### Artigo

====================

É sob essa nova perspectiva teórico-metodológico que o livro didático conquistou protagonismo nas pesquisas na História da Educação. Há, contudo, uma série de apontamentos necessários a serem feitos. O primeiro é que o livro didático, como qualquer outro documento, tem historicidade. Ele é escrito por e para alguém num determinado contexto histórico-social, e isso implica em diferentes narrativas que poderão estar contidas nesses manuais, bem como sua produção/distribuição também não é isenta de uma série de interesses políticos, sociais, ideológicos e econômicos do mercado editorial.

É nesse sentido que entendemos os livros didáticos como espaços privilegiados de disputas políticas de constituição de identidades. Nele, é possível vermos diferentes personagens e modelos de interpretação em jogo, assim como o currículo, o livro didático é lugar, espaço e território de batalhas de interpretações. (Cf. RIBEIRO, In: JESUS et al, 2007, p. 42-43)

Para historiadores como Hobsbawm (2005), a história é matéria-prima para as ideologias nacionalistas, étnicas, fundamentalistas, identitárias e outras. O passado, assim, transforma-se em elemento essencial nessas ideologias, pois ele legitima e fornece o pano de fundo mais glorioso a um presente que não tem muito que comemorar.

Os livros didáticos como fonte de pesquisa são fundamentados na razão desses constituírem, dentro da cultura escolar, o principal instrumento de trabalho de professores e alunos na sala de aula. Segundo Kátia Abud (1984), o livro didático é o material de apoio dos professores que vêm utilizando-o como canal de transmissão de conhecimento, já que encontramos neles os conteúdos sistematizados. Embora seja objeto de avaliações contraditórias dentro e fora do espaço acadêmico e escolar, o livro didático, todavia, constitui-se, como sugere a historiadora Circe Bittencourt, como o principal referencial básico dos professores.

O historiador Marc Ferro (1981) defende a ideia de que as leituras e as mídias de massa influenciam na construção das imagens e valores que fazemos de um grupo na sociedade moderna. Ferro entende que essa representação, a imagem do outro, é uma descoberta do mundo, do passado e das sociedades feitas por esse sujeito histórico. E é através dela que construímos nossos referenciais de mundo. Contudo, devemos acentuar que, embora o agente social seja receptor desses conteúdos, ele é capaz de selecionar, rejeitar ou até mesmo modificar essas informações.

====================

### Material fornecido
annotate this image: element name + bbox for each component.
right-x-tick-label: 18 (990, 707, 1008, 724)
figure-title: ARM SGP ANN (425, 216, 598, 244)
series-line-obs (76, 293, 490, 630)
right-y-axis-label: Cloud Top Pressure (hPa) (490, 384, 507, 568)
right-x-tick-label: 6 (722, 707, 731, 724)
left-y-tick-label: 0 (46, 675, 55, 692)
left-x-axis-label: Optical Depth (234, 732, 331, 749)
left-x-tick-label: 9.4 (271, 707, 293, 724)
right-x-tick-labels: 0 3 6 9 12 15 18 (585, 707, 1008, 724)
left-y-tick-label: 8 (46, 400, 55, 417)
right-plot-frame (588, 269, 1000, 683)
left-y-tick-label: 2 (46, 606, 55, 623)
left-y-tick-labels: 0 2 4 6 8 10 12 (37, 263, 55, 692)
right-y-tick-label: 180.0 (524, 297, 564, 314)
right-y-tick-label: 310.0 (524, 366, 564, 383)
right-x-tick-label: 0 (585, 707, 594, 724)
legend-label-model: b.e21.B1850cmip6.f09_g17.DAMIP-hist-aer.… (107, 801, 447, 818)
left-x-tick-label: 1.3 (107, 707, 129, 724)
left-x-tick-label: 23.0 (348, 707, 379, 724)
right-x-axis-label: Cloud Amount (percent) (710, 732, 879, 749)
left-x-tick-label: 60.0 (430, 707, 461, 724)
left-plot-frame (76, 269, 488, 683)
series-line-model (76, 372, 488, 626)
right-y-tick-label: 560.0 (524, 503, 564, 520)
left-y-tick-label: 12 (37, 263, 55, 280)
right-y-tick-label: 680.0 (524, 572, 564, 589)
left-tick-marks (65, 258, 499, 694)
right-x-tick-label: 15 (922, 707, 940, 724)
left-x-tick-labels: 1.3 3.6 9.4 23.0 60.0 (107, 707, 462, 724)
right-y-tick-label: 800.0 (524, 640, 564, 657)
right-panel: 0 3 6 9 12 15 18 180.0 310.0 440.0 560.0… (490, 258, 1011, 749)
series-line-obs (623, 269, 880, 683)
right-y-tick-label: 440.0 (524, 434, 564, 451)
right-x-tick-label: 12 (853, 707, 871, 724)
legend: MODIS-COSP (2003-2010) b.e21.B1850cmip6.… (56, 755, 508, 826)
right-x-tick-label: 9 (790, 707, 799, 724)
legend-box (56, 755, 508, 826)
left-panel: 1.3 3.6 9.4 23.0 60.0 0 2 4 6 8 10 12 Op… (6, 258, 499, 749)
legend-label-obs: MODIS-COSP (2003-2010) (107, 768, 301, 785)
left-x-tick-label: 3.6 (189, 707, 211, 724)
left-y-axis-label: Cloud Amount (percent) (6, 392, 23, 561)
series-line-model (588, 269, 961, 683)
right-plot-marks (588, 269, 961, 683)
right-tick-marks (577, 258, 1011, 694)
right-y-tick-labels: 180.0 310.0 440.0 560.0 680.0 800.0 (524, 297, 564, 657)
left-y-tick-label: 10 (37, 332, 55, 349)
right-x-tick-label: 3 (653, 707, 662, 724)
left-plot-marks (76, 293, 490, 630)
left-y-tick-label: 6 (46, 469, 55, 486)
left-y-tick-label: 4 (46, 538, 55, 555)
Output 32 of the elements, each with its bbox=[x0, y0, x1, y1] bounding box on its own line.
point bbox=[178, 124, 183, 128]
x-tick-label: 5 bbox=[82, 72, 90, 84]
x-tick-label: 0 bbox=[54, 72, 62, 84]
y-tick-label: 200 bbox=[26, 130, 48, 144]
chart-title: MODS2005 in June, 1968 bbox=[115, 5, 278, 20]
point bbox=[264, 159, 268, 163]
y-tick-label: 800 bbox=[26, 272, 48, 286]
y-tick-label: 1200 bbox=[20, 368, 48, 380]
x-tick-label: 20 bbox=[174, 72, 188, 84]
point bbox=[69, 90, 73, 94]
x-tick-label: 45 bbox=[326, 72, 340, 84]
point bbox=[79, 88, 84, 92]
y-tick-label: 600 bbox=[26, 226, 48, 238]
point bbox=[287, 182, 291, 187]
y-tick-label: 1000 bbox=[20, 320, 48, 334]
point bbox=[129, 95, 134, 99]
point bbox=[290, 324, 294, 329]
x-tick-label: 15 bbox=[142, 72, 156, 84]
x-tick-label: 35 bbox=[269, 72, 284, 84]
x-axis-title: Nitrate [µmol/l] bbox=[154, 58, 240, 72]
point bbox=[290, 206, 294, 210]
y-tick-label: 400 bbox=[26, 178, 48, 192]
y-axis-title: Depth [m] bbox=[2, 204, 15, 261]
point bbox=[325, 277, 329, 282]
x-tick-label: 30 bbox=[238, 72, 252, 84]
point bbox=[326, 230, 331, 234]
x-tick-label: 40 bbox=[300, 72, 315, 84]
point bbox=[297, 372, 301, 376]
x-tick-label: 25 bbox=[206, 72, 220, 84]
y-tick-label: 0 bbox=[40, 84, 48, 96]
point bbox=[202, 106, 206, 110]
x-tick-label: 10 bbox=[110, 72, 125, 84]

====================

### Suas instruções
Você poderia prosseguir com o artigo sobre os livros didáticos na pesquisa em História da Educação a partir do ponto em que ele para? Os registros não têm nenhuma relação com o artigo.

### Resposta da tarefa
No texto “História dos livros e das edições didáticas: sobre o estado da arte”, de Alain Chopin (2005), o autor nos informa que o livro didático pode assumir diferentes funções na pesquisa da História da Educação, podendo desempenhar a função referencial (constitui-se como referência para a formulação de currículos e programas); função ideológica ou cultural (sendo veículo de valores e ideologias); função instrumental (impondo métodos de aprendizagem); função documental (como fonte e objeto de pesquisas). É sob essa última função que trabalhamos. Assim, o que segue são alguns apontamentos sobre o trabalho realizado nos anos de 2012-2013, nos quais procuramos analisar as representações da história africana e afro-brasileira, após a promulgação da Lei. 10.639/03.

A África nos livros didáticos de História
Qual o lugar destinado à história africana e afro-brasileira nos livros didáticos de história do ensino fundamental II (5a a 8a série) até 2003? Principiar esta seção com a indagação acima talvez seja a ação mais adequada, pois implica criar um axioma sobre as representações desses temas no universo livresco didático – um universo complexo, com variadas percepções e pluralidade de olhares.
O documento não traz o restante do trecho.